DIRECTIVE => Set down the whole listing verbatim.

STORED ROWS =>
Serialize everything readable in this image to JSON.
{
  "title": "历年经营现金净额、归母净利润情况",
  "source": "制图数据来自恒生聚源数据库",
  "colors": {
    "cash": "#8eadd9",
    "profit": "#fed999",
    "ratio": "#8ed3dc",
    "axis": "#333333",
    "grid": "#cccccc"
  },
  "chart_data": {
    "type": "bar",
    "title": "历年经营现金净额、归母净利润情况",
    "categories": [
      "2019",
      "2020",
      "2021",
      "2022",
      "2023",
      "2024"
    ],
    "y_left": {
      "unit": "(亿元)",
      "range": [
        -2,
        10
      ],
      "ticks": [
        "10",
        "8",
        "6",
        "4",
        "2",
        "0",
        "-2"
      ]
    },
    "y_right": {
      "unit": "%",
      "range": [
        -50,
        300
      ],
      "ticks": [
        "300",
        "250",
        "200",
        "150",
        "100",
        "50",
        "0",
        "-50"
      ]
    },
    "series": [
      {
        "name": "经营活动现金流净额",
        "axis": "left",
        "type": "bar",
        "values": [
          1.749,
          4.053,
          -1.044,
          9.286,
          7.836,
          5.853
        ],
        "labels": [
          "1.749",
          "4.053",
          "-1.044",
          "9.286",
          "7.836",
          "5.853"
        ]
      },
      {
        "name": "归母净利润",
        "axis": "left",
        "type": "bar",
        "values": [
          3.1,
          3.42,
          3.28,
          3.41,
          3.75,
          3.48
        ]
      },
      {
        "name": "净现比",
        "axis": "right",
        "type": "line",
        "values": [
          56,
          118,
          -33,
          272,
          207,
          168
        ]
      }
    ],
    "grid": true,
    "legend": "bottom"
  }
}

RESPONSE =>
Serialize everything readable in this image to JSON.
{
  "title": "历年经营现金净额、归母净利润情况",
  "source": "制图数据来自恒生聚源数据库",
  "colors": {
    "cash": "#8eadd9",
    "profit": "#fed999",
    "ratio": "#8ed3dc",
    "axis": "#333333",
    "grid": "#cccccc"
  },
  "chart_data": {
    "type": "bar",
    "title": "历年经营现金净额、归母净利润情况",
    "categories": [
      "2019",
      "2020",
      "2021",
      "2022",
      "2023",
      "2024"
    ],
    "y_left": {
      "unit": "(亿元)",
      "range": [
        -2,
        10
      ],
      "ticks": [
        "10",
        "8",
        "6",
        "4",
        "2",
        "0",
        "-2"
      ]
    },
    "y_right": {
      "unit": "%",
      "range": [
        -50,
        300
      ],
      "ticks": [
        "300",
        "250",
        "200",
        "150",
        "100",
        "50",
        "0",
        "-50"
      ]
    },
    "series": [
      {
        "name": "经营活动现金流净额",
        "axis": "left",
        "type": "bar",
        "values": [
          1.749,
          4.053,
          -1.044,
          9.286,
          7.836,
          5.853
        ],
        "labels": [
          "1.749",
          "4.053",
          "-1.044",
          "9.286",
          "7.836",
          "5.853"
        ]
      },
      {
        "name": "归母净利润",
        "axis": "left",
        "type": "bar",
        "values": [
          3.1,
          3.42,
          3.28,
          3.41,
          3.75,
          3.48
        ]
      },
      {
        "name": "净现比",
        "axis": "right",
        "type": "line",
        "values": [
          56,
          118,
          -33,
          272,
          207,
          168
        ]
      }
    ],
    "grid": true,
    "legend": "bottom"
  }
}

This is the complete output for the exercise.